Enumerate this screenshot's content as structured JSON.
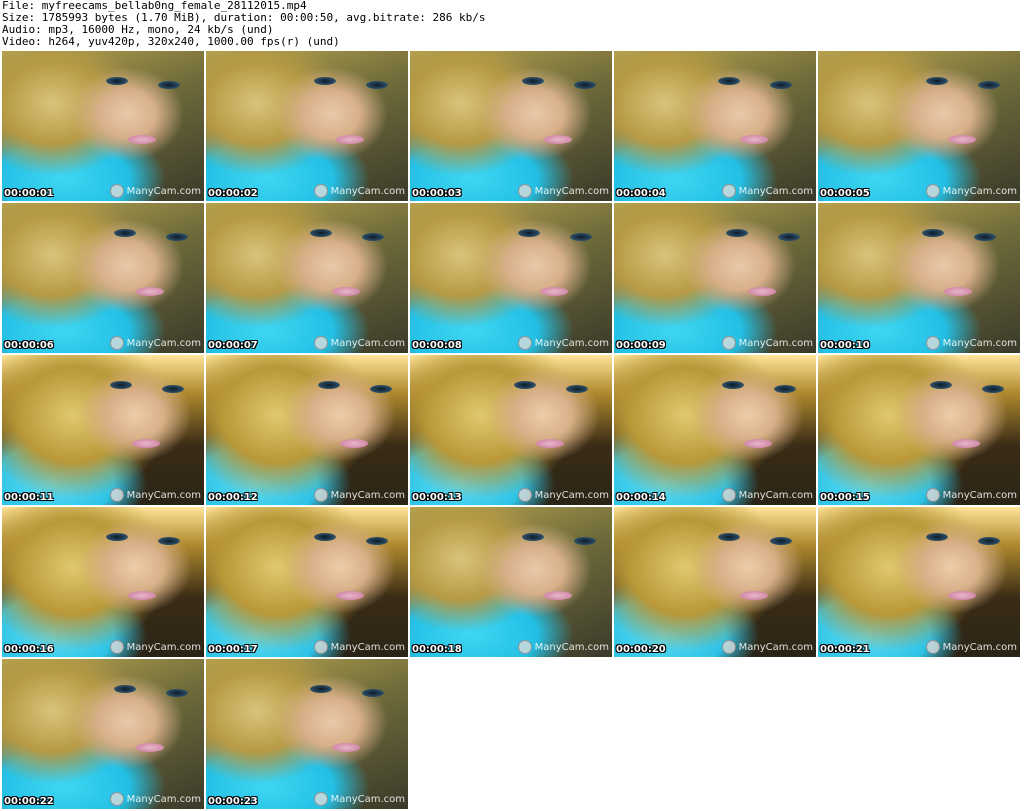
{
  "header": {
    "file_line": "File: myfreecams_bellab0ng_female_28112015.mp4",
    "size_line": "Size: 1785993 bytes (1.70 MiB), duration: 00:00:50, avg.bitrate: 286 kb/s",
    "audio_line": "Audio: mp3, 16000 Hz, mono, 24 kb/s (und)",
    "video_line": "Video: h264, yuv420p, 320x240, 1000.00 fps(r) (und)"
  },
  "watermark": "ManyCam.com",
  "thumbnails": [
    {
      "time": "00:00:01",
      "warm": false
    },
    {
      "time": "00:00:02",
      "warm": false
    },
    {
      "time": "00:00:03",
      "warm": false
    },
    {
      "time": "00:00:04",
      "warm": false
    },
    {
      "time": "00:00:05",
      "warm": false
    },
    {
      "time": "00:00:06",
      "warm": false
    },
    {
      "time": "00:00:07",
      "warm": false
    },
    {
      "time": "00:00:08",
      "warm": false
    },
    {
      "time": "00:00:09",
      "warm": false
    },
    {
      "time": "00:00:10",
      "warm": false
    },
    {
      "time": "00:00:11",
      "warm": true
    },
    {
      "time": "00:00:12",
      "warm": true
    },
    {
      "time": "00:00:13",
      "warm": true
    },
    {
      "time": "00:00:14",
      "warm": true
    },
    {
      "time": "00:00:15",
      "warm": true
    },
    {
      "time": "00:00:16",
      "warm": true
    },
    {
      "time": "00:00:17",
      "warm": true
    },
    {
      "time": "00:00:18",
      "warm": false
    },
    {
      "time": "00:00:20",
      "warm": true
    },
    {
      "time": "00:00:21",
      "warm": true
    },
    {
      "time": "00:00:22",
      "warm": false
    },
    {
      "time": "00:00:23",
      "warm": false
    }
  ]
}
---*---
YOUR OBJECTIVE ->
What is needed is an exact reproduction of the data, pictures excluded.

THE ANSWER ->
Enumerate this screenshot's content as structured JSON.
{
  "header": {
    "file_line": "File: myfreecams_bellab0ng_female_28112015.mp4",
    "size_line": "Size: 1785993 bytes (1.70 MiB), duration: 00:00:50, avg.bitrate: 286 kb/s",
    "audio_line": "Audio: mp3, 16000 Hz, mono, 24 kb/s (und)",
    "video_line": "Video: h264, yuv420p, 320x240, 1000.00 fps(r) (und)"
  },
  "watermark": "ManyCam.com",
  "thumbnails": [
    {
      "time": "00:00:01",
      "warm": false
    },
    {
      "time": "00:00:02",
      "warm": false
    },
    {
      "time": "00:00:03",
      "warm": false
    },
    {
      "time": "00:00:04",
      "warm": false
    },
    {
      "time": "00:00:05",
      "warm": false
    },
    {
      "time": "00:00:06",
      "warm": false
    },
    {
      "time": "00:00:07",
      "warm": false
    },
    {
      "time": "00:00:08",
      "warm": false
    },
    {
      "time": "00:00:09",
      "warm": false
    },
    {
      "time": "00:00:10",
      "warm": false
    },
    {
      "time": "00:00:11",
      "warm": true
    },
    {
      "time": "00:00:12",
      "warm": true
    },
    {
      "time": "00:00:13",
      "warm": true
    },
    {
      "time": "00:00:14",
      "warm": true
    },
    {
      "time": "00:00:15",
      "warm": true
    },
    {
      "time": "00:00:16",
      "warm": true
    },
    {
      "time": "00:00:17",
      "warm": true
    },
    {
      "time": "00:00:18",
      "warm": false
    },
    {
      "time": "00:00:20",
      "warm": true
    },
    {
      "time": "00:00:21",
      "warm": true
    },
    {
      "time": "00:00:22",
      "warm": false
    },
    {
      "time": "00:00:23",
      "warm": false
    }
  ]
}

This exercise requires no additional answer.